— START —

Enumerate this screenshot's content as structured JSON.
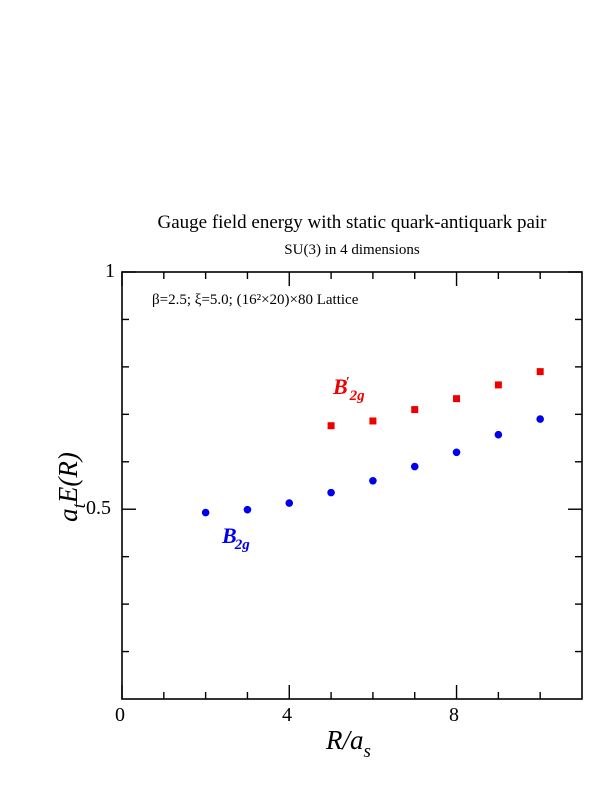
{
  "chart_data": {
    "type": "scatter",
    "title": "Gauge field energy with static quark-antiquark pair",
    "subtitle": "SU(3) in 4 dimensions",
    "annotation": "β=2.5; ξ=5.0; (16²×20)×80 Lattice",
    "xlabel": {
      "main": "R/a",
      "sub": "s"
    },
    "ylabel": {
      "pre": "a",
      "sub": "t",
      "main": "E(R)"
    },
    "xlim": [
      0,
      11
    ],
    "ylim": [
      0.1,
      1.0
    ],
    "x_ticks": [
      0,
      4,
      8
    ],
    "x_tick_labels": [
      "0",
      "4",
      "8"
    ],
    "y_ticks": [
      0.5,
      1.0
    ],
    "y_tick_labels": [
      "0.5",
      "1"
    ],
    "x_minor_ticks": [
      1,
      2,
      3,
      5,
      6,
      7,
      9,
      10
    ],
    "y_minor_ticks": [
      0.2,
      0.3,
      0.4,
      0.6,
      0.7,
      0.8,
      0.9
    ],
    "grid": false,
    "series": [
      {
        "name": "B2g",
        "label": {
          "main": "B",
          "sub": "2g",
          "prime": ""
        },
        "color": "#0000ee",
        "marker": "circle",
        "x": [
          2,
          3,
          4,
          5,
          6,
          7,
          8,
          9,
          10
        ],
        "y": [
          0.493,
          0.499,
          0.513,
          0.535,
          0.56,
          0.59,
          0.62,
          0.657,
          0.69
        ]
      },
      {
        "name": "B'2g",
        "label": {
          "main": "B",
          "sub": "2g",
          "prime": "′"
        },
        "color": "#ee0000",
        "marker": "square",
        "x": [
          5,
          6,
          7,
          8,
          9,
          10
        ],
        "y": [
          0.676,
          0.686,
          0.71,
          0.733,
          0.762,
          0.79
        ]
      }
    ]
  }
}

— END —

• **THE REQUEST**
Copy the records above exactly. The pictures are not part of the copy.

• **EXERCISE ANSWER**
Enumerate this screenshot's content as structured JSON.
{
  "chart_data": {
    "type": "scatter",
    "title": "Gauge field energy with static quark-antiquark pair",
    "subtitle": "SU(3) in 4 dimensions",
    "annotation": "β=2.5; ξ=5.0; (16²×20)×80 Lattice",
    "xlabel": {
      "main": "R/a",
      "sub": "s"
    },
    "ylabel": {
      "pre": "a",
      "sub": "t",
      "main": "E(R)"
    },
    "xlim": [
      0,
      11
    ],
    "ylim": [
      0.1,
      1.0
    ],
    "x_ticks": [
      0,
      4,
      8
    ],
    "x_tick_labels": [
      "0",
      "4",
      "8"
    ],
    "y_ticks": [
      0.5,
      1.0
    ],
    "y_tick_labels": [
      "0.5",
      "1"
    ],
    "x_minor_ticks": [
      1,
      2,
      3,
      5,
      6,
      7,
      9,
      10
    ],
    "y_minor_ticks": [
      0.2,
      0.3,
      0.4,
      0.6,
      0.7,
      0.8,
      0.9
    ],
    "grid": false,
    "series": [
      {
        "name": "B2g",
        "label": {
          "main": "B",
          "sub": "2g",
          "prime": ""
        },
        "color": "#0000ee",
        "marker": "circle",
        "x": [
          2,
          3,
          4,
          5,
          6,
          7,
          8,
          9,
          10
        ],
        "y": [
          0.493,
          0.499,
          0.513,
          0.535,
          0.56,
          0.59,
          0.62,
          0.657,
          0.69
        ]
      },
      {
        "name": "B'2g",
        "label": {
          "main": "B",
          "sub": "2g",
          "prime": "′"
        },
        "color": "#ee0000",
        "marker": "square",
        "x": [
          5,
          6,
          7,
          8,
          9,
          10
        ],
        "y": [
          0.676,
          0.686,
          0.71,
          0.733,
          0.762,
          0.79
        ]
      }
    ]
  }
}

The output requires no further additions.